* **What you should do**
Restate the records in their entirety, word for word.

* **Input**

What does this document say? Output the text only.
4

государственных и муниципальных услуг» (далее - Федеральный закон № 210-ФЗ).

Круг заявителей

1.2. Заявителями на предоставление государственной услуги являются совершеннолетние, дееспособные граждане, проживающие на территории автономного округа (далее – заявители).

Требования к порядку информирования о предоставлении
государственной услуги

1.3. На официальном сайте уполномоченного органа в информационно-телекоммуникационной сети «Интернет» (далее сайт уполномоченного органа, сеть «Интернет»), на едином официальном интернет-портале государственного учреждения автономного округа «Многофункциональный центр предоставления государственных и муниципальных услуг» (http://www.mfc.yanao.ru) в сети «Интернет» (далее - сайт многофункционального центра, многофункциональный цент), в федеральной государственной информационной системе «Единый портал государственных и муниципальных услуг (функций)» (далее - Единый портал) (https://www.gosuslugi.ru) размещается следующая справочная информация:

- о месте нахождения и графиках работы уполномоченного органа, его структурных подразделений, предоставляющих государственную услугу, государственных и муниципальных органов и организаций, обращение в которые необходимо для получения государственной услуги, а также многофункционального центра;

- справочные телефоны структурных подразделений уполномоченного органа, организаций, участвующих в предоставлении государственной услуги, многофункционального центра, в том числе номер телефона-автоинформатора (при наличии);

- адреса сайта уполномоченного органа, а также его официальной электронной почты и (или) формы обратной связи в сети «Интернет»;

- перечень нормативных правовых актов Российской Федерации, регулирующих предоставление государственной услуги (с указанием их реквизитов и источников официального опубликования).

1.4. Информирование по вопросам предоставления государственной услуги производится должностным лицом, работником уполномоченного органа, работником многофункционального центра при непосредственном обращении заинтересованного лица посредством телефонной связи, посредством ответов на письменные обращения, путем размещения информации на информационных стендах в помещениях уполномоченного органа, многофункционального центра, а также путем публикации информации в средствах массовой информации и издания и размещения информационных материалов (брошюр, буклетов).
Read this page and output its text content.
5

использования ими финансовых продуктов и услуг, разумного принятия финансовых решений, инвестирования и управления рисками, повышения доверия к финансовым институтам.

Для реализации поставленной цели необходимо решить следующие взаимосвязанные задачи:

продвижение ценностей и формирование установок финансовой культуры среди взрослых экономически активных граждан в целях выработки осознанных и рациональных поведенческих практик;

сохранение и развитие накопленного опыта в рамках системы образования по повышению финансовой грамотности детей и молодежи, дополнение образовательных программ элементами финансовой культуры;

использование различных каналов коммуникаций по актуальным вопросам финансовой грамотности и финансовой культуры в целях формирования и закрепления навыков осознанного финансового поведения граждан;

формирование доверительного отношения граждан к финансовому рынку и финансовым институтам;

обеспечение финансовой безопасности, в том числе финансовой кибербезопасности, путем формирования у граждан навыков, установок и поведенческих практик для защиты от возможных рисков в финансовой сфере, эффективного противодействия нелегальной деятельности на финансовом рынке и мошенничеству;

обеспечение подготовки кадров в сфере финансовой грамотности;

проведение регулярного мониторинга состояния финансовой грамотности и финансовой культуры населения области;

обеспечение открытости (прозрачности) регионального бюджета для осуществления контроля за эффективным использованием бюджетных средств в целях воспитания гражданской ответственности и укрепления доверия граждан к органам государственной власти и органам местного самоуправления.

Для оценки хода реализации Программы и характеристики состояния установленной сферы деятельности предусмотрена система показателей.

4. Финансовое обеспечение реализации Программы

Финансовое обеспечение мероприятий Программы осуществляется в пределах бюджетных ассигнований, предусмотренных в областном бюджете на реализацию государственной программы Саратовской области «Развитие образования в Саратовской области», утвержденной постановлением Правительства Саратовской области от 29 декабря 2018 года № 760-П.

* **Reply**
What does this document say? Output the text only.
4

государственных и муниципальных услуг» (далее - Федеральный закон № 210-ФЗ).

Круг заявителей

1.2. Заявителями на предоставление государственной услуги являются совершеннолетние, дееспособные граждане, проживающие на территории автономного округа (далее – заявители).

Требования к порядку информирования о предоставлении
государственной услуги

1.3. На официальном сайте уполномоченного органа в информационно-телекоммуникационной сети «Интернет» (далее сайт уполномоченного органа, сеть «Интернет»), на едином официальном интернет-портале государственного учреждения автономного округа «Многофункциональный центр предоставления государственных и муниципальных услуг» (http://www.mfc.yanao.ru) в сети «Интернет» (далее - сайт многофункционального центра, многофункциональный цент), в федеральной государственной информационной системе «Единый портал государственных и муниципальных услуг (функций)» (далее - Единый портал) (https://www.gosuslugi.ru) размещается следующая справочная информация:

- о месте нахождения и графиках работы уполномоченного органа, его структурных подразделений, предоставляющих государственную услугу, государственных и муниципальных органов и организаций, обращение в которые необходимо для получения государственной услуги, а также многофункционального центра;

- справочные телефоны структурных подразделений уполномоченного органа, организаций, участвующих в предоставлении государственной услуги, многофункционального центра, в том числе номер телефона-автоинформатора (при наличии);

- адреса сайта уполномоченного органа, а также его официальной электронной почты и (или) формы обратной связи в сети «Интернет»;

- перечень нормативных правовых актов Российской Федерации, регулирующих предоставление государственной услуги (с указанием их реквизитов и источников официального опубликования).

1.4. Информирование по вопросам предоставления государственной услуги производится должностным лицом, работником уполномоченного органа, работником многофункционального центра при непосредственном обращении заинтересованного лица посредством телефонной связи, посредством ответов на письменные обращения, путем размещения информации на информационных стендах в помещениях уполномоченного органа, многофункционального центра, а также путем публикации информации в средствах массовой информации и издания и размещения информационных материалов (брошюр, буклетов).
Read this page and output its text content.
5

использования ими финансовых продуктов и услуг, разумного принятия финансовых решений, инвестирования и управления рисками, повышения доверия к финансовым институтам.

Для реализации поставленной цели необходимо решить следующие взаимосвязанные задачи:

продвижение ценностей и формирование установок финансовой культуры среди взрослых экономически активных граждан в целях выработки осознанных и рациональных поведенческих практик;

сохранение и развитие накопленного опыта в рамках системы образования по повышению финансовой грамотности детей и молодежи, дополнение образовательных программ элементами финансовой культуры;

использование различных каналов коммуникаций по актуальным вопросам финансовой грамотности и финансовой культуры в целях формирования и закрепления навыков осознанного финансового поведения граждан;

формирование доверительного отношения граждан к финансовому рынку и финансовым институтам;

обеспечение финансовой безопасности, в том числе финансовой кибербезопасности, путем формирования у граждан навыков, установок и поведенческих практик для защиты от возможных рисков в финансовой сфере, эффективного противодействия нелегальной деятельности на финансовом рынке и мошенничеству;

обеспечение подготовки кадров в сфере финансовой грамотности;

проведение регулярного мониторинга состояния финансовой грамотности и финансовой культуры населения области;

обеспечение открытости (прозрачности) регионального бюджета для осуществления контроля за эффективным использованием бюджетных средств в целях воспитания гражданской ответственности и укрепления доверия граждан к органам государственной власти и органам местного самоуправления.

Для оценки хода реализации Программы и характеристики состояния установленной сферы деятельности предусмотрена система показателей.

4. Финансовое обеспечение реализации Программы

Финансовое обеспечение мероприятий Программы осуществляется в пределах бюджетных ассигнований, предусмотренных в областном бюджете на реализацию государственной программы Саратовской области «Развитие образования в Саратовской области», утвержденной постановлением Правительства Саратовской области от 29 декабря 2018 года № 760-П.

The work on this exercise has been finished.